***** Given passage

Exploring Big Historical Data

Exploring Big Historical Data

I’ve really enjoyed reading my copy of Exploring Big Historical Data: The Historian’s Macroscope (Macroscope for short here) by Shawn GrahamIan Milligan and Scott Weingart. As the authors suggest the book will be ideal for students or researchers from humanities asking if they can use big data ideas in their work. While history is the underlying context here, most of the questions and tools are relevant whenever you have text based data, large or small. For physical scientists, many of whom are not used to text data, Macroscope prompts you to ask all the right questions. So this is a book which can really cross the disciplines.  Even if some readers are like me and they find some aspects of the book very familiar, they will still find some new stimulating ideas.  Failing that, will be able to draw on the simplicity of the explanations in Macroscope for their own work. I know enough about text and network analysis to see the details of the methods were skipped over but enough of a broad overview was given for someone to start using the tools. PageRank and tf-idf (term frequency–inverse document frequency) are examples where that practical approach was followed. Humanities has lot of experience of working with texts and a physical scientist like myself can learn a lot from their experience. I have heard this piecemeal in talks and articles over the last ten years or so but I enjoyed having them reinforced in a coherent way in one place. I worry a bit that that the details in Macroscope of how to use one tool or another will rapidly date but on the other hand it means a novice has a real chance to be able to try these ideas out just from this book alone. It is also where the on line resources will come into their own. So I am already planning to recommend this text to my final year physics students tackling projects involving text. My students can handle the technical aspects without the book but even there they will find this book gives them a quick way in.

Imperial College Physics Staff

Staff in the Physics Department of Imperial College London clustered on the basis of the abstracts of their recent papers.

**********
***** Information supplied

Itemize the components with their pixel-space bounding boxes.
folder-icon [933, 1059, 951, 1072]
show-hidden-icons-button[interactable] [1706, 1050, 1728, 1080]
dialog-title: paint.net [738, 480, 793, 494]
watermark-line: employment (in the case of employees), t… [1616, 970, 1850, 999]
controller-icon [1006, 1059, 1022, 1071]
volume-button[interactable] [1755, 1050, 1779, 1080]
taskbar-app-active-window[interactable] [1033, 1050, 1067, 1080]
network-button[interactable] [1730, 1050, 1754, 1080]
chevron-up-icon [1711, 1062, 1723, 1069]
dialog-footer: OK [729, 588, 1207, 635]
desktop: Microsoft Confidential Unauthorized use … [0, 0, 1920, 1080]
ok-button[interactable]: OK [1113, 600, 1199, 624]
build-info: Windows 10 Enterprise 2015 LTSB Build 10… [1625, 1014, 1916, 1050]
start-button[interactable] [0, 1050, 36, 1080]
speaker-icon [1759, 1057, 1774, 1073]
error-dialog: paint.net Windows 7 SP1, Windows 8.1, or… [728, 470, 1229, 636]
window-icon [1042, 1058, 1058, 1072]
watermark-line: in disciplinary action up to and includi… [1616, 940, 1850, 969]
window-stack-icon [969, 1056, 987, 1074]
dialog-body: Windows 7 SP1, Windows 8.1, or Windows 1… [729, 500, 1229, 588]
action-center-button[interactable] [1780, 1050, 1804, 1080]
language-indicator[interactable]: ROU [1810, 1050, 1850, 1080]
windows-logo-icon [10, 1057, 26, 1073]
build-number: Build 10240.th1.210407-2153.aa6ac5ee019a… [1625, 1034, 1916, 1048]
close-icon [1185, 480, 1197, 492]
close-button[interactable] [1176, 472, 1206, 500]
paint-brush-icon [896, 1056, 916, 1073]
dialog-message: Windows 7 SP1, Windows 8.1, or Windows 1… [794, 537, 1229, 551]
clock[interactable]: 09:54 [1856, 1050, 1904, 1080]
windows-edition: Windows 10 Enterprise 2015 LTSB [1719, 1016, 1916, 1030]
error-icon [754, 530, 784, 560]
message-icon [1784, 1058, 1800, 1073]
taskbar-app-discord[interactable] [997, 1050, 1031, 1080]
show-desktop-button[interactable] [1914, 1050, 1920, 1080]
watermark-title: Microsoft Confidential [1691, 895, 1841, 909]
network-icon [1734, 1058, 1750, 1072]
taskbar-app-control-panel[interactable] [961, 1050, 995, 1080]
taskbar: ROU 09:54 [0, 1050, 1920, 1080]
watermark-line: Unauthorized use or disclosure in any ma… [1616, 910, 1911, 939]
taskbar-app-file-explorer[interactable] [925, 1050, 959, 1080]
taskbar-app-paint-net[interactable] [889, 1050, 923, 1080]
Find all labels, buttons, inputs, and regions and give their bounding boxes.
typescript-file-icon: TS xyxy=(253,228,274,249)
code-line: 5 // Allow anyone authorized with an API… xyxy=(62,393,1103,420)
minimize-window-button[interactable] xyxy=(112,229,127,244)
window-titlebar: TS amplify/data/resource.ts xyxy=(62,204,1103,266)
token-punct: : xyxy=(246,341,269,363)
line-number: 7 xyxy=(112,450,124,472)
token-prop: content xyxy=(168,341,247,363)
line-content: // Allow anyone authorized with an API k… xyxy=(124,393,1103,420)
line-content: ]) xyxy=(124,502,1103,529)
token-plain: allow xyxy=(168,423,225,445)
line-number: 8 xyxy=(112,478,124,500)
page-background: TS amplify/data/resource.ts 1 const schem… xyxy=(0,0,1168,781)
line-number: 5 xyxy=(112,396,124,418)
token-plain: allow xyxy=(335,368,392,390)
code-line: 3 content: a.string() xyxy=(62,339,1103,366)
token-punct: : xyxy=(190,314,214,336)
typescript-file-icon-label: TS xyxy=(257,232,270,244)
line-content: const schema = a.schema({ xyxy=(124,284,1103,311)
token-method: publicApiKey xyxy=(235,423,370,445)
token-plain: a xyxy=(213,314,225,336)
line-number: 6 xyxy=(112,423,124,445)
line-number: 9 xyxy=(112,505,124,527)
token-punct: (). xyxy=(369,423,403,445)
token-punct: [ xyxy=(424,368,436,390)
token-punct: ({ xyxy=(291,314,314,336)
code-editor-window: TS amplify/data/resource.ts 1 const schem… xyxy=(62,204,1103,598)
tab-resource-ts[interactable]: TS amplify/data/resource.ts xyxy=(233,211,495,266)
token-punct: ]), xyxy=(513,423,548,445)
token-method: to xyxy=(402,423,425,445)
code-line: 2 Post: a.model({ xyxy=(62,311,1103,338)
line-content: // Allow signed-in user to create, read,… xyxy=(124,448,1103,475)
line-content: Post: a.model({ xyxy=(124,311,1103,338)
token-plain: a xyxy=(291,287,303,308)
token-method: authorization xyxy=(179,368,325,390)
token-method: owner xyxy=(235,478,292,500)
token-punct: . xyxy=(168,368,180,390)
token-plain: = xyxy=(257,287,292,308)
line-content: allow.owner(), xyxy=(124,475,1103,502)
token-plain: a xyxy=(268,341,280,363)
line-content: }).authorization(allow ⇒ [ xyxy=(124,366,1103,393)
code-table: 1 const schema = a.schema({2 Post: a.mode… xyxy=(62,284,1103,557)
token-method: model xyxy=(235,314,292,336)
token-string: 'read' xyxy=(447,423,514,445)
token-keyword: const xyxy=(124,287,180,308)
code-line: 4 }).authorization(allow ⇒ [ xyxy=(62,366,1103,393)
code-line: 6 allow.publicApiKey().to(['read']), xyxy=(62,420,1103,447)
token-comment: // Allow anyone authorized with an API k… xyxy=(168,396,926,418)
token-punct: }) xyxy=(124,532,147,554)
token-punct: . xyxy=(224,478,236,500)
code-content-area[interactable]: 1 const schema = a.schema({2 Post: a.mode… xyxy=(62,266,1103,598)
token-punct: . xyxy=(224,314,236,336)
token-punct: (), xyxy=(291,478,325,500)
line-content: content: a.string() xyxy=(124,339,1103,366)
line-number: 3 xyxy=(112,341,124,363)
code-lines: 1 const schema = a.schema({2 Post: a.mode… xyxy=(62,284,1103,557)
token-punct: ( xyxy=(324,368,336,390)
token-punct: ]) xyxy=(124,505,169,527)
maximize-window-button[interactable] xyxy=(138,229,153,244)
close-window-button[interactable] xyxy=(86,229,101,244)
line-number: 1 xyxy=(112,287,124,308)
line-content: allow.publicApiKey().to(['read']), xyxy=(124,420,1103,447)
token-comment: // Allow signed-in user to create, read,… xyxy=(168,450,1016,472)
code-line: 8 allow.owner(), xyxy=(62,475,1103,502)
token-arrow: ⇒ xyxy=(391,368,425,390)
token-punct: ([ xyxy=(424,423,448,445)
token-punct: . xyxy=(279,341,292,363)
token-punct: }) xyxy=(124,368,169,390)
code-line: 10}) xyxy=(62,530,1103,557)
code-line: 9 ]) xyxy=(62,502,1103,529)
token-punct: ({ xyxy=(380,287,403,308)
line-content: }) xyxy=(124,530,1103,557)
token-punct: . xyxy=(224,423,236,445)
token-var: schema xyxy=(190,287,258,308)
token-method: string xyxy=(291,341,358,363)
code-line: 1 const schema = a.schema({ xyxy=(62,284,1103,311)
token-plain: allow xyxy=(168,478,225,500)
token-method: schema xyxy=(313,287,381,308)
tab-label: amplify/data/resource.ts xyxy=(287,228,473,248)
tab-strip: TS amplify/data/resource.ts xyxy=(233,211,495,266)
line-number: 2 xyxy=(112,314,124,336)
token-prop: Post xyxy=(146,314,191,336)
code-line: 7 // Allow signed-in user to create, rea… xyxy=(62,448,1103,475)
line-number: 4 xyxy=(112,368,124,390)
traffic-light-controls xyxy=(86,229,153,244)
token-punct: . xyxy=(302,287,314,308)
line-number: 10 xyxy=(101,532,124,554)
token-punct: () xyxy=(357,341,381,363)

**********

Please say who the writer of the book review is already planning to recommend the book to. Nothing in the records is needed here.

Their final year physics students tackling projects involving text.